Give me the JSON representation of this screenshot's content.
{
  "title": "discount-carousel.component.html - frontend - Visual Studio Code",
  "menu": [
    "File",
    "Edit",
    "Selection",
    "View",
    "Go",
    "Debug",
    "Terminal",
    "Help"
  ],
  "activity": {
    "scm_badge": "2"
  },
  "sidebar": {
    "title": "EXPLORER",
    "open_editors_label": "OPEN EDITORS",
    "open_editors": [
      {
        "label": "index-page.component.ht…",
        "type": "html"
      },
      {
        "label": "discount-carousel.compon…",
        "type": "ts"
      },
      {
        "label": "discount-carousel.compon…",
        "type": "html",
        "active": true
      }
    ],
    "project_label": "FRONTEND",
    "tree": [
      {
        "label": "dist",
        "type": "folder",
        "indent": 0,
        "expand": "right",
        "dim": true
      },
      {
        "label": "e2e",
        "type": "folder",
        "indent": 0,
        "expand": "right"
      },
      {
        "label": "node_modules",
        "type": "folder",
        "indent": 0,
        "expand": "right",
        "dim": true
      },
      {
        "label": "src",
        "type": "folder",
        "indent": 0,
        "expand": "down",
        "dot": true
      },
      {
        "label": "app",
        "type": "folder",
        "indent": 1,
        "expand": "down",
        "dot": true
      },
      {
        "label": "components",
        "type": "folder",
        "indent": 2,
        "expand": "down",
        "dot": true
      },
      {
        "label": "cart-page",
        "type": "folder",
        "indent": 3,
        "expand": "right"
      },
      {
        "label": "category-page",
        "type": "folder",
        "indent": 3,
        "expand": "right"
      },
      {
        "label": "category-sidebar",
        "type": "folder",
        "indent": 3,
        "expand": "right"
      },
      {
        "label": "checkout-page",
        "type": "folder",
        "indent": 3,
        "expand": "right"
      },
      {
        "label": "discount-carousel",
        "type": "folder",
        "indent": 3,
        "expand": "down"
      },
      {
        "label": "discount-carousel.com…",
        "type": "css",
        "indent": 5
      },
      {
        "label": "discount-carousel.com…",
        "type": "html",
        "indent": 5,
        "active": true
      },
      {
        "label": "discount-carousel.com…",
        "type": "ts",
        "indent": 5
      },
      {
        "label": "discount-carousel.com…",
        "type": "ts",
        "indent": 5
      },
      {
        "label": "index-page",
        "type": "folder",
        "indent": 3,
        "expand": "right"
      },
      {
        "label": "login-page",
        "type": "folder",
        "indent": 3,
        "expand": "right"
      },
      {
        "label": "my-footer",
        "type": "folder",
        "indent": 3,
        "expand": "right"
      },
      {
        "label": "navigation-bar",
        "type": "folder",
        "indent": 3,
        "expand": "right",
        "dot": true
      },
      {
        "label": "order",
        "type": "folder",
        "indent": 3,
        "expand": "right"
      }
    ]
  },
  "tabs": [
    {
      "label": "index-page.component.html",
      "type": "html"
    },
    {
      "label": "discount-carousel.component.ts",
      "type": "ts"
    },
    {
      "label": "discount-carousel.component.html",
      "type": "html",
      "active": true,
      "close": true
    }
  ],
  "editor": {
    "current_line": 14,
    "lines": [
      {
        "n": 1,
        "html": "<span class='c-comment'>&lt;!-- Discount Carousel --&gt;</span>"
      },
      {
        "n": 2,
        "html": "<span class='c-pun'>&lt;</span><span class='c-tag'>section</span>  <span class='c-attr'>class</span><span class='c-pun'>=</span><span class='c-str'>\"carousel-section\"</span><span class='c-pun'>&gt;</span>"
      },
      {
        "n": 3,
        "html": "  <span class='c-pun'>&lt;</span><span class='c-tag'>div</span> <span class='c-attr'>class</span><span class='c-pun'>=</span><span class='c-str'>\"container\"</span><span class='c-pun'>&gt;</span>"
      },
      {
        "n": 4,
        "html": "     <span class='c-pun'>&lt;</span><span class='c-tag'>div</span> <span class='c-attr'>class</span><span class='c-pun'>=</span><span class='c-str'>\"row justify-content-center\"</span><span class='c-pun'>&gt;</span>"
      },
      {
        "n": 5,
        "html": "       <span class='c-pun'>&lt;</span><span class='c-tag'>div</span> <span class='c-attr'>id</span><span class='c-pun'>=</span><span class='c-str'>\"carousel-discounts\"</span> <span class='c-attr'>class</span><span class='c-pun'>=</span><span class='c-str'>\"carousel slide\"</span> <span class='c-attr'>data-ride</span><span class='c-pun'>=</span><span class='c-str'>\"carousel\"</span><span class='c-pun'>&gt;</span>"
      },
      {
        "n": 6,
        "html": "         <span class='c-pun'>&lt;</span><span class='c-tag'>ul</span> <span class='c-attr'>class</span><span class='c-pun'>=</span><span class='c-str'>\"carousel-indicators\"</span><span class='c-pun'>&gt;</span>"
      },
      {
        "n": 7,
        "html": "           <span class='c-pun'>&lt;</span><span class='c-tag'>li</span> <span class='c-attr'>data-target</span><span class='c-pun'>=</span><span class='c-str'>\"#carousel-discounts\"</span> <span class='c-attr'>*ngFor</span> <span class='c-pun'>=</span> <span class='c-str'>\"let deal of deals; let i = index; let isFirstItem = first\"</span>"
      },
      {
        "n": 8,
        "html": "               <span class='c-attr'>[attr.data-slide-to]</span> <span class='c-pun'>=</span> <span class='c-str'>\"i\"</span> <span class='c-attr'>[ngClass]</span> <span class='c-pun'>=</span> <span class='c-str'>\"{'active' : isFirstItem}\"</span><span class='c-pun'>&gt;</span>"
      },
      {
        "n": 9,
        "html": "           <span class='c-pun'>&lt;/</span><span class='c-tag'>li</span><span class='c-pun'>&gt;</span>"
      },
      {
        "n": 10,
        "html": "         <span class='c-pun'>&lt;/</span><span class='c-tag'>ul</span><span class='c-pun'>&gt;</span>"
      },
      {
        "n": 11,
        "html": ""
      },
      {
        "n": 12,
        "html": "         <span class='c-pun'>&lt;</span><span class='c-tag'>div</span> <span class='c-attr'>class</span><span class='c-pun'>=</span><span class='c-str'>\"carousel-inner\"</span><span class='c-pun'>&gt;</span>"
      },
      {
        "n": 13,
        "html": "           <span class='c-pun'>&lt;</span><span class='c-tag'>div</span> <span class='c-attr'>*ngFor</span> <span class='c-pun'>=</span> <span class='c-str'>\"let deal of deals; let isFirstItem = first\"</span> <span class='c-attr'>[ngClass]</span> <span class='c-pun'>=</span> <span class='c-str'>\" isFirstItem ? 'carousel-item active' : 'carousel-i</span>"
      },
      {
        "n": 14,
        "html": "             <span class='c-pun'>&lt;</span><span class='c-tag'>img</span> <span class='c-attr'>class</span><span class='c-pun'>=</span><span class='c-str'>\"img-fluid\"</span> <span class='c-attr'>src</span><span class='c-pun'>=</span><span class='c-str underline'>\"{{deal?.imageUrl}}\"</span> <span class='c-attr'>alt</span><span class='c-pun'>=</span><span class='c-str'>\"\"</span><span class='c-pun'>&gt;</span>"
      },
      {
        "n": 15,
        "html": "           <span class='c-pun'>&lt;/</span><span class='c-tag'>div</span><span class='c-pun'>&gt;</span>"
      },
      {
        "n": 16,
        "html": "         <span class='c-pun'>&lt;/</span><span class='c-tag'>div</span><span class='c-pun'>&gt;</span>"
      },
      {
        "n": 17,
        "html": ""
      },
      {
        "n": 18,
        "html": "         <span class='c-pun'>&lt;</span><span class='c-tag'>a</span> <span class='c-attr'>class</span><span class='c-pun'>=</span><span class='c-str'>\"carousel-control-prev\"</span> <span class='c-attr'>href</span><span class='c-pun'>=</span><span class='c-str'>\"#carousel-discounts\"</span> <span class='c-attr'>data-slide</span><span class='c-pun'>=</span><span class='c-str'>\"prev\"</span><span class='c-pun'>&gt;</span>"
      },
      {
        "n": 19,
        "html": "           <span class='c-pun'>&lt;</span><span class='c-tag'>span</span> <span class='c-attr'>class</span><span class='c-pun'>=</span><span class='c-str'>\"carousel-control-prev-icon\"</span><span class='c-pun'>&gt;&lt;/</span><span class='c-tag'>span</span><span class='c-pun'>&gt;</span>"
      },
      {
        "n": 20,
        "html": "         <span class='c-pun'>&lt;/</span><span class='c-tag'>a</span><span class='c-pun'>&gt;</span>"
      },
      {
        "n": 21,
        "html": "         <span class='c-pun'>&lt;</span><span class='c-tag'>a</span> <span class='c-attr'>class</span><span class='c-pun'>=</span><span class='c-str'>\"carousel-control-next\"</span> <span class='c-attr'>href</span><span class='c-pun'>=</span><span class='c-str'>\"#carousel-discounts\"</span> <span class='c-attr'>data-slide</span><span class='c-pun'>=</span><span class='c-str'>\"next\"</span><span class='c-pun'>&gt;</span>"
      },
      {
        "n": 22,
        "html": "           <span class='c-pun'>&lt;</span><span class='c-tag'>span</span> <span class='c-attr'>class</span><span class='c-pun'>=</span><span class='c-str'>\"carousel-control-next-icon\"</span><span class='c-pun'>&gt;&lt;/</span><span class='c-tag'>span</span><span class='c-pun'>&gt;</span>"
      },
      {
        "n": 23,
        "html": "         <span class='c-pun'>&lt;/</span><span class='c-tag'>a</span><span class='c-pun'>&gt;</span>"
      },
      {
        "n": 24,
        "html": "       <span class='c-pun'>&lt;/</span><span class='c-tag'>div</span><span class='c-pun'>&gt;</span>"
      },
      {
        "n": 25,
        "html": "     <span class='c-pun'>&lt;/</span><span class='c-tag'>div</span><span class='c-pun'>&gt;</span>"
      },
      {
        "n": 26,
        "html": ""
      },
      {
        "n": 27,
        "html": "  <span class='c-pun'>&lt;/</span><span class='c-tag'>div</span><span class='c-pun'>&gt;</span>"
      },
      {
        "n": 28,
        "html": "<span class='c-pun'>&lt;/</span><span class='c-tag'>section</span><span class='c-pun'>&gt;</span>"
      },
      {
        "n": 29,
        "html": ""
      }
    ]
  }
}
※ ※ ※
## Stated goal
Copy out every line of the material above that mentions the word "title".

## Final answer
  "title": "discount-carousel.component.html - frontend - Visual Studio Code",
    "title": "EXPLORER",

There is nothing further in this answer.